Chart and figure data
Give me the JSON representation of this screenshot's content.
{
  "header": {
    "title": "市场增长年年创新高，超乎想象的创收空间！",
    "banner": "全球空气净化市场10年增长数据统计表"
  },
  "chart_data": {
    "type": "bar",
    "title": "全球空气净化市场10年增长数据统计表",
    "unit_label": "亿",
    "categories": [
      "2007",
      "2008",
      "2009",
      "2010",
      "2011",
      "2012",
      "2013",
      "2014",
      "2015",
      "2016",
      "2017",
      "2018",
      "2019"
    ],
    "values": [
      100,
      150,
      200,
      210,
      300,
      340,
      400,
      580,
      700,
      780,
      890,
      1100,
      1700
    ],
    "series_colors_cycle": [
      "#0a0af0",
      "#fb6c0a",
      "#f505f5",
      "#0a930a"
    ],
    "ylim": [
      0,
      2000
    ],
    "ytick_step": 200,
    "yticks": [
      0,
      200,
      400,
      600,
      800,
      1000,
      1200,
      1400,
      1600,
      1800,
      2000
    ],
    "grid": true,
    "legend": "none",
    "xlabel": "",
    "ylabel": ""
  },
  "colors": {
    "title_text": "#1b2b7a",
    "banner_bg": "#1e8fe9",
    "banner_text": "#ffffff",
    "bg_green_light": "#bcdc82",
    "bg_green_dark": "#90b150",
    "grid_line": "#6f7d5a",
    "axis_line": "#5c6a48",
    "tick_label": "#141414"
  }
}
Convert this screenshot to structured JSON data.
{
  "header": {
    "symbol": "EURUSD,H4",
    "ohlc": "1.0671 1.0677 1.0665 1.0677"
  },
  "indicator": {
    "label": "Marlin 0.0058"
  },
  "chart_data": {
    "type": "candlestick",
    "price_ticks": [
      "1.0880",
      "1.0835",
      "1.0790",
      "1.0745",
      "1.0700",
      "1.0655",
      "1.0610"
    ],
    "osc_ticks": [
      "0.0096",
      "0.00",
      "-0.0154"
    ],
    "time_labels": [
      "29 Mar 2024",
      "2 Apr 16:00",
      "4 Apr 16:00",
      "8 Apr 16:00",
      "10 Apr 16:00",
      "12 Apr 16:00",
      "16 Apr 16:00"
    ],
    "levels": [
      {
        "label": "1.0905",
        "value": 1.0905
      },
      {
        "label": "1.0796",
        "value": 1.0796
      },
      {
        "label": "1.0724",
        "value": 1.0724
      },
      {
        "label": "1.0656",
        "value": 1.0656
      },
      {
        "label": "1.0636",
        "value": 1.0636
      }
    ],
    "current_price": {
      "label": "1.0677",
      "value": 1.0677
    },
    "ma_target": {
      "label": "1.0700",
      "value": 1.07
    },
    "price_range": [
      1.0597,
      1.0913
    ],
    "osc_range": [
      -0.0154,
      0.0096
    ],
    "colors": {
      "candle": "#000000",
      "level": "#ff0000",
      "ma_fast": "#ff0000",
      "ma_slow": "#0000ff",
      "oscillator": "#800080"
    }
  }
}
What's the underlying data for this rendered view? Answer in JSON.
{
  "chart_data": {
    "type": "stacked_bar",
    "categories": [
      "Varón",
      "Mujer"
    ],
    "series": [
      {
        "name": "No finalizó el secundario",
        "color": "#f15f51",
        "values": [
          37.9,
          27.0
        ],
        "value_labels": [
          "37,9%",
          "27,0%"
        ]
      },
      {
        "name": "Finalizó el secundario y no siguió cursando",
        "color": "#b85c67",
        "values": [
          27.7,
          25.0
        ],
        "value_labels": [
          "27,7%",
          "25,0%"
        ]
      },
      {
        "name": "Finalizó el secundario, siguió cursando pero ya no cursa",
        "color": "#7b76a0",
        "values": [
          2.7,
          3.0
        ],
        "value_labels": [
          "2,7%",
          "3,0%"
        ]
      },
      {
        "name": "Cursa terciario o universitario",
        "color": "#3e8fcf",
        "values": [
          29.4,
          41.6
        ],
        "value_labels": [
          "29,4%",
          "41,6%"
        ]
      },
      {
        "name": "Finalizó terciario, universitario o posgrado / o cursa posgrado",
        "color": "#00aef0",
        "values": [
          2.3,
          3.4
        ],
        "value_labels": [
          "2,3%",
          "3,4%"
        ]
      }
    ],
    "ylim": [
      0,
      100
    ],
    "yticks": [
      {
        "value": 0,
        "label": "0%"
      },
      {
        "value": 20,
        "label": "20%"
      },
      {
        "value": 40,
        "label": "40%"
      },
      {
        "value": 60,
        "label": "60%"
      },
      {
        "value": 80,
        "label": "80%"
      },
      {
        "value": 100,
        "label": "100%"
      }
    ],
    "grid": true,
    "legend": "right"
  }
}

(Task to carry out) Exact output of every entry is required.

(Result)
Give me the JSON representation of this screenshot's content.
{
  "header": {
    "title": "市场增长年年创新高，超乎想象的创收空间！",
    "banner": "全球空气净化市场10年增长数据统计表"
  },
  "chart_data": {
    "type": "bar",
    "title": "全球空气净化市场10年增长数据统计表",
    "unit_label": "亿",
    "categories": [
      "2007",
      "2008",
      "2009",
      "2010",
      "2011",
      "2012",
      "2013",
      "2014",
      "2015",
      "2016",
      "2017",
      "2018",
      "2019"
    ],
    "values": [
      100,
      150,
      200,
      210,
      300,
      340,
      400,
      580,
      700,
      780,
      890,
      1100,
      1700
    ],
    "series_colors_cycle": [
      "#0a0af0",
      "#fb6c0a",
      "#f505f5",
      "#0a930a"
    ],
    "ylim": [
      0,
      2000
    ],
    "ytick_step": 200,
    "yticks": [
      0,
      200,
      400,
      600,
      800,
      1000,
      1200,
      1400,
      1600,
      1800,
      2000
    ],
    "grid": true,
    "legend": "none",
    "xlabel": "",
    "ylabel": ""
  },
  "colors": {
    "title_text": "#1b2b7a",
    "banner_bg": "#1e8fe9",
    "banner_text": "#ffffff",
    "bg_green_light": "#bcdc82",
    "bg_green_dark": "#90b150",
    "grid_line": "#6f7d5a",
    "axis_line": "#5c6a48",
    "tick_label": "#141414"
  }
}
Convert this screenshot to structured JSON data.
{
  "header": {
    "symbol": "EURUSD,H4",
    "ohlc": "1.0671 1.0677 1.0665 1.0677"
  },
  "indicator": {
    "label": "Marlin 0.0058"
  },
  "chart_data": {
    "type": "candlestick",
    "price_ticks": [
      "1.0880",
      "1.0835",
      "1.0790",
      "1.0745",
      "1.0700",
      "1.0655",
      "1.0610"
    ],
    "osc_ticks": [
      "0.0096",
      "0.00",
      "-0.0154"
    ],
    "time_labels": [
      "29 Mar 2024",
      "2 Apr 16:00",
      "4 Apr 16:00",
      "8 Apr 16:00",
      "10 Apr 16:00",
      "12 Apr 16:00",
      "16 Apr 16:00"
    ],
    "levels": [
      {
        "label": "1.0905",
        "value": 1.0905
      },
      {
        "label": "1.0796",
        "value": 1.0796
      },
      {
        "label": "1.0724",
        "value": 1.0724
      },
      {
        "label": "1.0656",
        "value": 1.0656
      },
      {
        "label": "1.0636",
        "value": 1.0636
      }
    ],
    "current_price": {
      "label": "1.0677",
      "value": 1.0677
    },
    "ma_target": {
      "label": "1.0700",
      "value": 1.07
    },
    "price_range": [
      1.0597,
      1.0913
    ],
    "osc_range": [
      -0.0154,
      0.0096
    ],
    "colors": {
      "candle": "#000000",
      "level": "#ff0000",
      "ma_fast": "#ff0000",
      "ma_slow": "#0000ff",
      "oscillator": "#800080"
    }
  }
}
What's the underlying data for this rendered view? Answer in JSON.
{
  "chart_data": {
    "type": "stacked_bar",
    "categories": [
      "Varón",
      "Mujer"
    ],
    "series": [
      {
        "name": "No finalizó el secundario",
        "color": "#f15f51",
        "values": [
          37.9,
          27.0
        ],
        "value_labels": [
          "37,9%",
          "27,0%"
        ]
      },
      {
        "name": "Finalizó el secundario y no siguió cursando",
        "color": "#b85c67",
        "values": [
          27.7,
          25.0
        ],
        "value_labels": [
          "27,7%",
          "25,0%"
        ]
      },
      {
        "name": "Finalizó el secundario, siguió cursando pero ya no cursa",
        "color": "#7b76a0",
        "values": [
          2.7,
          3.0
        ],
        "value_labels": [
          "2,7%",
          "3,0%"
        ]
      },
      {
        "name": "Cursa terciario o universitario",
        "color": "#3e8fcf",
        "values": [
          29.4,
          41.6
        ],
        "value_labels": [
          "29,4%",
          "41,6%"
        ]
      },
      {
        "name": "Finalizó terciario, universitario o posgrado / o cursa posgrado",
        "color": "#00aef0",
        "values": [
          2.3,
          3.4
        ],
        "value_labels": [
          "2,3%",
          "3,4%"
        ]
      }
    ],
    "ylim": [
      0,
      100
    ],
    "yticks": [
      {
        "value": 0,
        "label": "0%"
      },
      {
        "value": 20,
        "label": "20%"
      },
      {
        "value": 40,
        "label": "40%"
      },
      {
        "value": 60,
        "label": "60%"
      },
      {
        "value": 80,
        "label": "80%"
      },
      {
        "value": 100,
        "label": "100%"
      }
    ],
    "grid": true,
    "legend": "right"
  }
}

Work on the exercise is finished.